** Begin Source material **

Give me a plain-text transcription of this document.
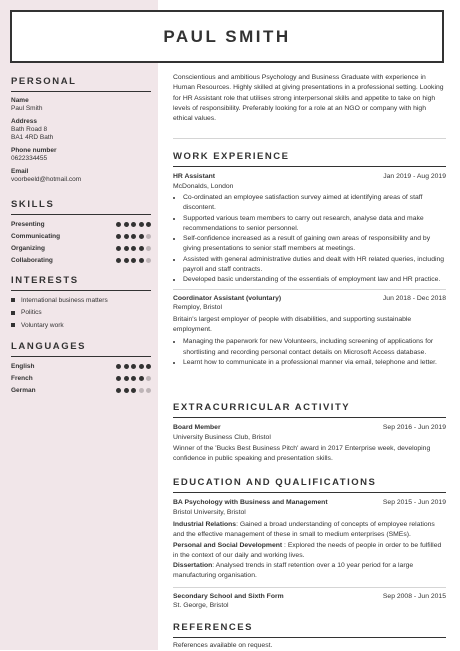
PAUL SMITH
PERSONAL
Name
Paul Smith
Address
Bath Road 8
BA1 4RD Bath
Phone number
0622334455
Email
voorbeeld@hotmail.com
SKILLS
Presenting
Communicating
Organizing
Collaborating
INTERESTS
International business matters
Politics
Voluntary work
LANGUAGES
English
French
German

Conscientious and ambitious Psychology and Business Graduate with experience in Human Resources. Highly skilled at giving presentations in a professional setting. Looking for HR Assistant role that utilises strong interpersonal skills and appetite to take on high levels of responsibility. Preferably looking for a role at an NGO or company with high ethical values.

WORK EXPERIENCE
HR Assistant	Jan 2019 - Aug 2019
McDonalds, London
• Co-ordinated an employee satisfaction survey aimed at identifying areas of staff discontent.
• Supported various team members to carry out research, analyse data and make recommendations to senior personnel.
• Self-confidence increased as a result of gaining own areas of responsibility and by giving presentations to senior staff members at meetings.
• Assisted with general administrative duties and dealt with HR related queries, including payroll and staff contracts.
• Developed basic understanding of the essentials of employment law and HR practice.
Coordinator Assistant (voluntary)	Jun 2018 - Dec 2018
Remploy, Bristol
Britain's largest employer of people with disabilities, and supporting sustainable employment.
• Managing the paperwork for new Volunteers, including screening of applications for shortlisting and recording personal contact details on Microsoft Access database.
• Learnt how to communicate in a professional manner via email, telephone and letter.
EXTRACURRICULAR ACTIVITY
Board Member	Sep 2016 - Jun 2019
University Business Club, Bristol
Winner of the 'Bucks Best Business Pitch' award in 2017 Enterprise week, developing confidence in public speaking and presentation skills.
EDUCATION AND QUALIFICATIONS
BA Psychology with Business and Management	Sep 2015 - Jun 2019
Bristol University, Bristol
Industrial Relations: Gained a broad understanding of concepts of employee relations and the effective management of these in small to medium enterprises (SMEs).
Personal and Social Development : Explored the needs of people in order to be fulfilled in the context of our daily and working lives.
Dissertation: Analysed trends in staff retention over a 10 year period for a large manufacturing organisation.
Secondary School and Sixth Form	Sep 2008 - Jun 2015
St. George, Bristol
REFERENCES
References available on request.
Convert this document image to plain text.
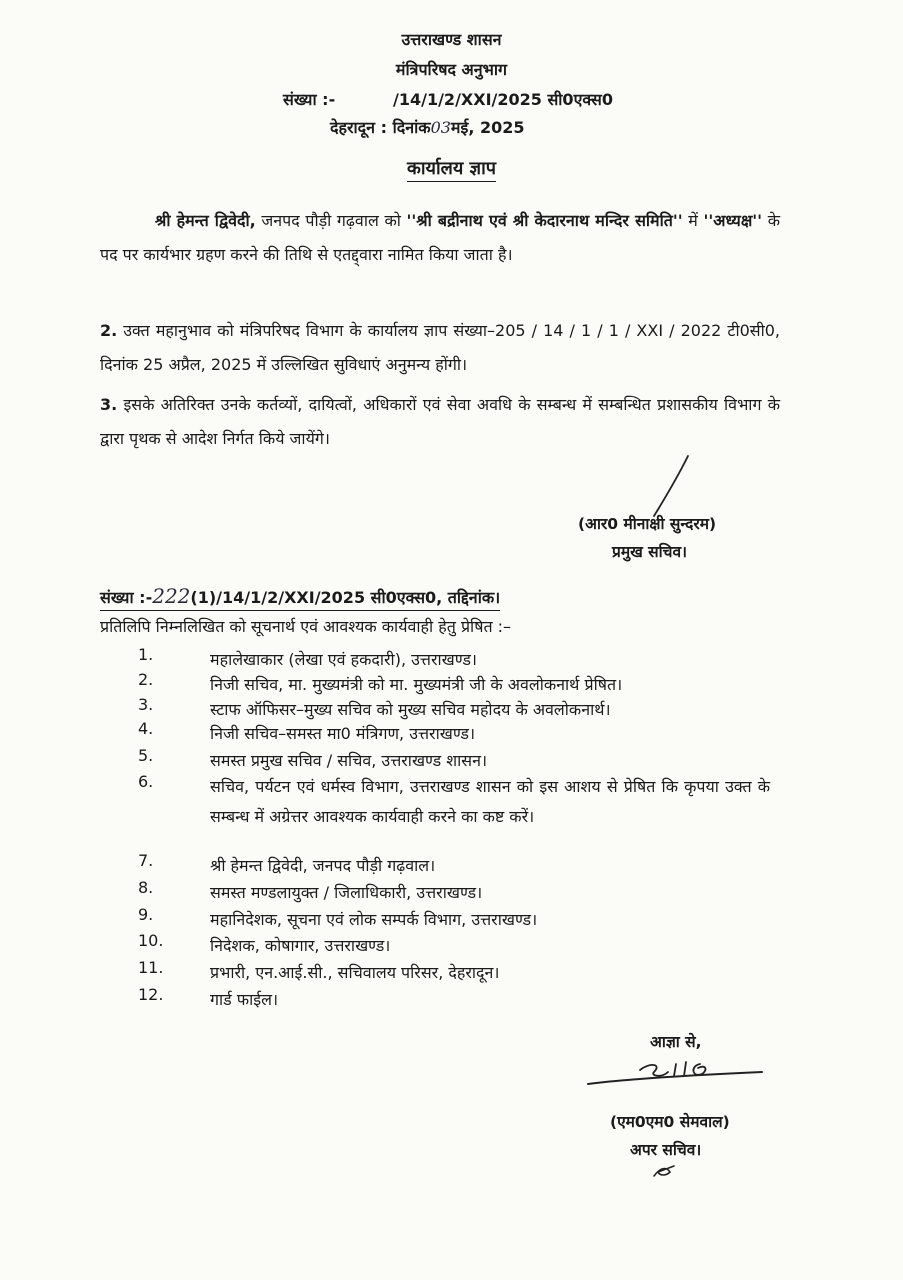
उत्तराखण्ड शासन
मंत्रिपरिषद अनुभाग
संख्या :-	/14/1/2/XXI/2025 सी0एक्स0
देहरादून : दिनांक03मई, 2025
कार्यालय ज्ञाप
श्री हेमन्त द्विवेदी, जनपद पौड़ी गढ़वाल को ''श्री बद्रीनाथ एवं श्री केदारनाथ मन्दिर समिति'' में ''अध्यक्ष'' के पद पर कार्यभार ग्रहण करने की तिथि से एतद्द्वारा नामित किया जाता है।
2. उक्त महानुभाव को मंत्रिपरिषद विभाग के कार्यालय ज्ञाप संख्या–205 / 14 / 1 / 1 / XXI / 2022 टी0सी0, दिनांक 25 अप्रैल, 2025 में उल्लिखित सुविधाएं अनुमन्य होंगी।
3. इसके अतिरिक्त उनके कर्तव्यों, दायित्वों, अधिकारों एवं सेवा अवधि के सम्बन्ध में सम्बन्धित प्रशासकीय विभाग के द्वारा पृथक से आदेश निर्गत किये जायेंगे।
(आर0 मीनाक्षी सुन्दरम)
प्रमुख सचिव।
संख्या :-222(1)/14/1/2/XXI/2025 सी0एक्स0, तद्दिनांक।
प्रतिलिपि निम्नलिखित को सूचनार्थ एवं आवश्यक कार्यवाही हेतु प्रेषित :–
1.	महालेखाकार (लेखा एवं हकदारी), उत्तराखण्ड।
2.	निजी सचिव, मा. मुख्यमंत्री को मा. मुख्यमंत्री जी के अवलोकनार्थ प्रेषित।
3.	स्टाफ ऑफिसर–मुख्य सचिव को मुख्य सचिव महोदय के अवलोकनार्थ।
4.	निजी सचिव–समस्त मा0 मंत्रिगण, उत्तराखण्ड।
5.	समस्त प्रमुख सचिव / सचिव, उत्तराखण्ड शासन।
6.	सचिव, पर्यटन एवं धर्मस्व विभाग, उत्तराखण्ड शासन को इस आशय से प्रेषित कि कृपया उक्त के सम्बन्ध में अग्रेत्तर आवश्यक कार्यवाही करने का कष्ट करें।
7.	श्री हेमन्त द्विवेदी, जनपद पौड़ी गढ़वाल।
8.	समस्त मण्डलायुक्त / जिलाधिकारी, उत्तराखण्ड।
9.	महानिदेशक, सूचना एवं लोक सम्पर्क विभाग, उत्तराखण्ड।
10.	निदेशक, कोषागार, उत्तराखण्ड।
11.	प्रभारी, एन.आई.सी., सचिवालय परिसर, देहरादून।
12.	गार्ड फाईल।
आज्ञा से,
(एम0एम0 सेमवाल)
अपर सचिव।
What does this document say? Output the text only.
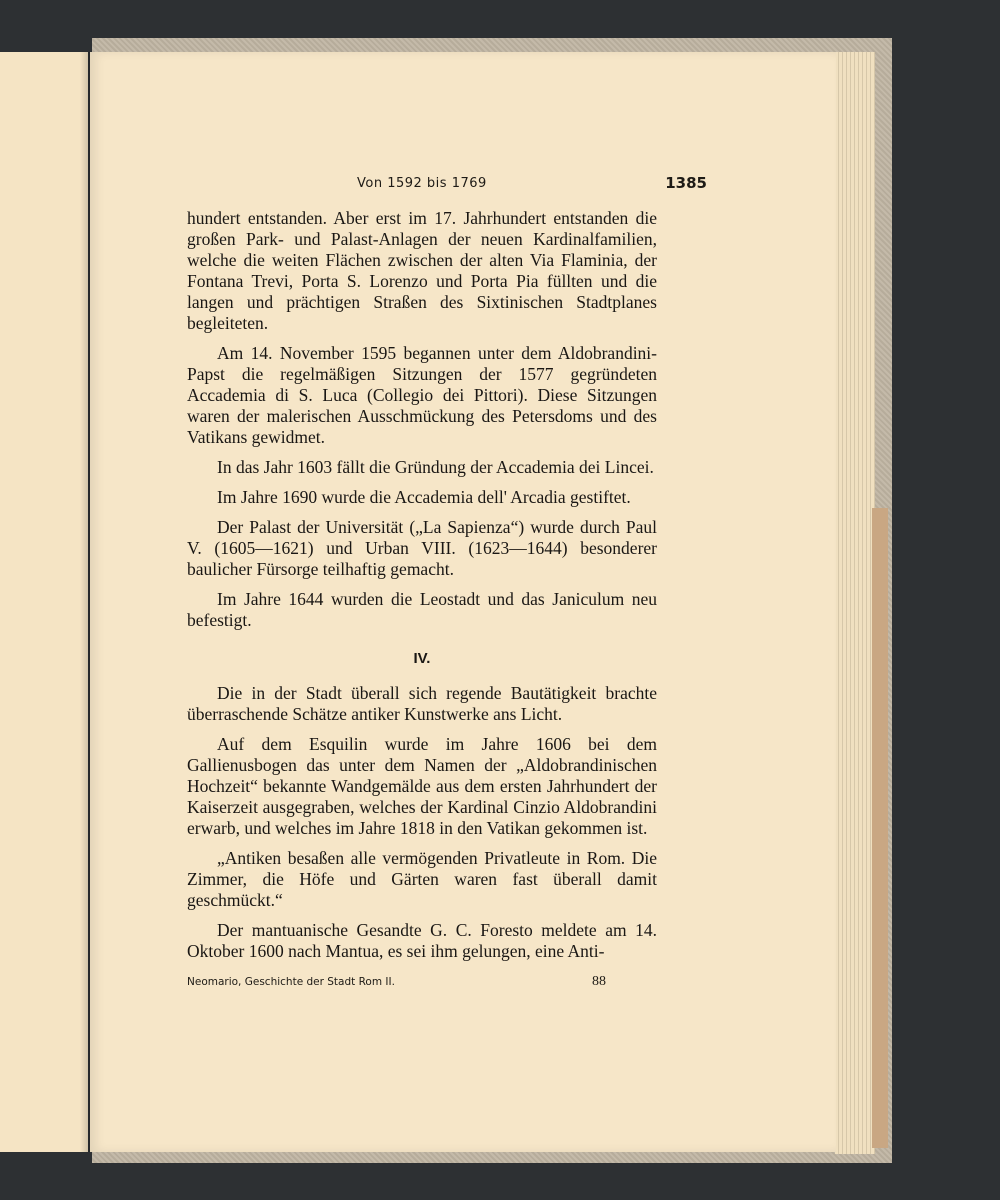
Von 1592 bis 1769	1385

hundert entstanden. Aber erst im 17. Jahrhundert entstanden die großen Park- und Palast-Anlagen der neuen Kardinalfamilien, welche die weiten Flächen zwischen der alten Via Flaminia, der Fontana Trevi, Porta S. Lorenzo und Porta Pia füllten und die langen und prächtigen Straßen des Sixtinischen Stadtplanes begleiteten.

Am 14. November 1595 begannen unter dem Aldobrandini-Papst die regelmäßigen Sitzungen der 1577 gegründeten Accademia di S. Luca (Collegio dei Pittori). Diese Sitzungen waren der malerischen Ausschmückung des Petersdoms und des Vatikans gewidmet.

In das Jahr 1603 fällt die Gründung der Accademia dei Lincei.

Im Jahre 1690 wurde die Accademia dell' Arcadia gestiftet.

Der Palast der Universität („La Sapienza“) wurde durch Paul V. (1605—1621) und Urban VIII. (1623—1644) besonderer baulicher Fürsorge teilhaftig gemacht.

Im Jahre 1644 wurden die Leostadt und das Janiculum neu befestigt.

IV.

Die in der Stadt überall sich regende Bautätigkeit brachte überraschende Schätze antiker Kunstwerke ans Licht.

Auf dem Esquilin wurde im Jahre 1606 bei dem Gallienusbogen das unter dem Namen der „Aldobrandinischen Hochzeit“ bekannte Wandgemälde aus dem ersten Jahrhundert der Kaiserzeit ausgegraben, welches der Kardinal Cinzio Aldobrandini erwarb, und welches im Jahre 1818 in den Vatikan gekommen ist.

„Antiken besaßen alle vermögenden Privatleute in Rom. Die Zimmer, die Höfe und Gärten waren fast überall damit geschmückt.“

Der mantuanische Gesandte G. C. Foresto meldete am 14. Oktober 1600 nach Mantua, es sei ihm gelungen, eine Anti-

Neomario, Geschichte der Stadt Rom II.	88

** End Source material **

* **Work to complete**
Find the lines above that contain the word "giving" and collect them.

* **Result for this task**
Conscientious and ambitious Psychology and Business Graduate with experience in Human Resources. Highly skilled at giving presentations in a professional setting. Looking for HR Assistant role that utilises strong interpersonal skills and appetite to take on high levels of responsibility. Preferably looking for a role at an NGO or company with high ethical values.
• Self-confidence increased as a result of gaining own areas of responsibility and by giving presentations to senior staff members at meetings.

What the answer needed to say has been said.